> [TASK PROMPT]: Reproduce the entries word for word, and omit any picture you find in them.

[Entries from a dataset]
*****
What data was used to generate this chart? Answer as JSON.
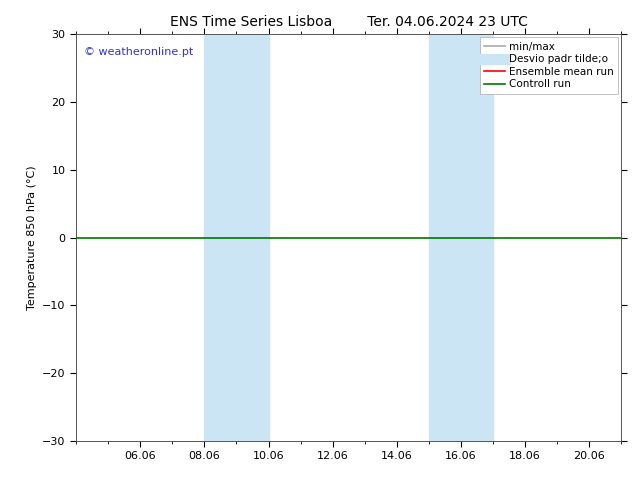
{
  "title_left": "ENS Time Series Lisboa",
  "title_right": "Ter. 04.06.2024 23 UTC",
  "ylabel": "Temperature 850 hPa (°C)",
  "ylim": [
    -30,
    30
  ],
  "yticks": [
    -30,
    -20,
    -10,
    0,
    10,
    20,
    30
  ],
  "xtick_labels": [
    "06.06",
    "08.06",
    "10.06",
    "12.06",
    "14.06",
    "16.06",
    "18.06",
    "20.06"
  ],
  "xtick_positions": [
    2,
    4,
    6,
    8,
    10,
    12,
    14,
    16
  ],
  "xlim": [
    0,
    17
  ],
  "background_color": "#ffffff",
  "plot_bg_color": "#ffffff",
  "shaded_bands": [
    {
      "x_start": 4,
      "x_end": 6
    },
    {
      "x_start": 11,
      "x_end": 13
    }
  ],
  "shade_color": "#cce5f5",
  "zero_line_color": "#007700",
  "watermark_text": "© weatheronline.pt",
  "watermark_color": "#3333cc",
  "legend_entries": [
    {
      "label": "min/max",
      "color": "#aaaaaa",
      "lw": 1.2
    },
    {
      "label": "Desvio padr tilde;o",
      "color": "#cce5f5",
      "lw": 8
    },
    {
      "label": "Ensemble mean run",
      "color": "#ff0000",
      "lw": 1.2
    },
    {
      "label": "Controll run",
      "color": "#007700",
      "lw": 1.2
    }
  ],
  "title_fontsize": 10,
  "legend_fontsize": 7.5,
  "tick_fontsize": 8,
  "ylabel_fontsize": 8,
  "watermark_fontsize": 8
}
*****
> [OUTPUT BELOW]:
What data was used to generate this chart? Answer as JSON.
{
  "title_left": "ENS Time Series Lisboa",
  "title_right": "Ter. 04.06.2024 23 UTC",
  "ylabel": "Temperature 850 hPa (°C)",
  "ylim": [
    -30,
    30
  ],
  "yticks": [
    -30,
    -20,
    -10,
    0,
    10,
    20,
    30
  ],
  "xtick_labels": [
    "06.06",
    "08.06",
    "10.06",
    "12.06",
    "14.06",
    "16.06",
    "18.06",
    "20.06"
  ],
  "xtick_positions": [
    2,
    4,
    6,
    8,
    10,
    12,
    14,
    16
  ],
  "xlim": [
    0,
    17
  ],
  "background_color": "#ffffff",
  "plot_bg_color": "#ffffff",
  "shaded_bands": [
    {
      "x_start": 4,
      "x_end": 6
    },
    {
      "x_start": 11,
      "x_end": 13
    }
  ],
  "shade_color": "#cce5f5",
  "zero_line_color": "#007700",
  "watermark_text": "© weatheronline.pt",
  "watermark_color": "#3333cc",
  "legend_entries": [
    {
      "label": "min/max",
      "color": "#aaaaaa",
      "lw": 1.2
    },
    {
      "label": "Desvio padr tilde;o",
      "color": "#cce5f5",
      "lw": 8
    },
    {
      "label": "Ensemble mean run",
      "color": "#ff0000",
      "lw": 1.2
    },
    {
      "label": "Controll run",
      "color": "#007700",
      "lw": 1.2
    }
  ],
  "title_fontsize": 10,
  "legend_fontsize": 7.5,
  "tick_fontsize": 8,
  "ylabel_fontsize": 8,
  "watermark_fontsize": 8
}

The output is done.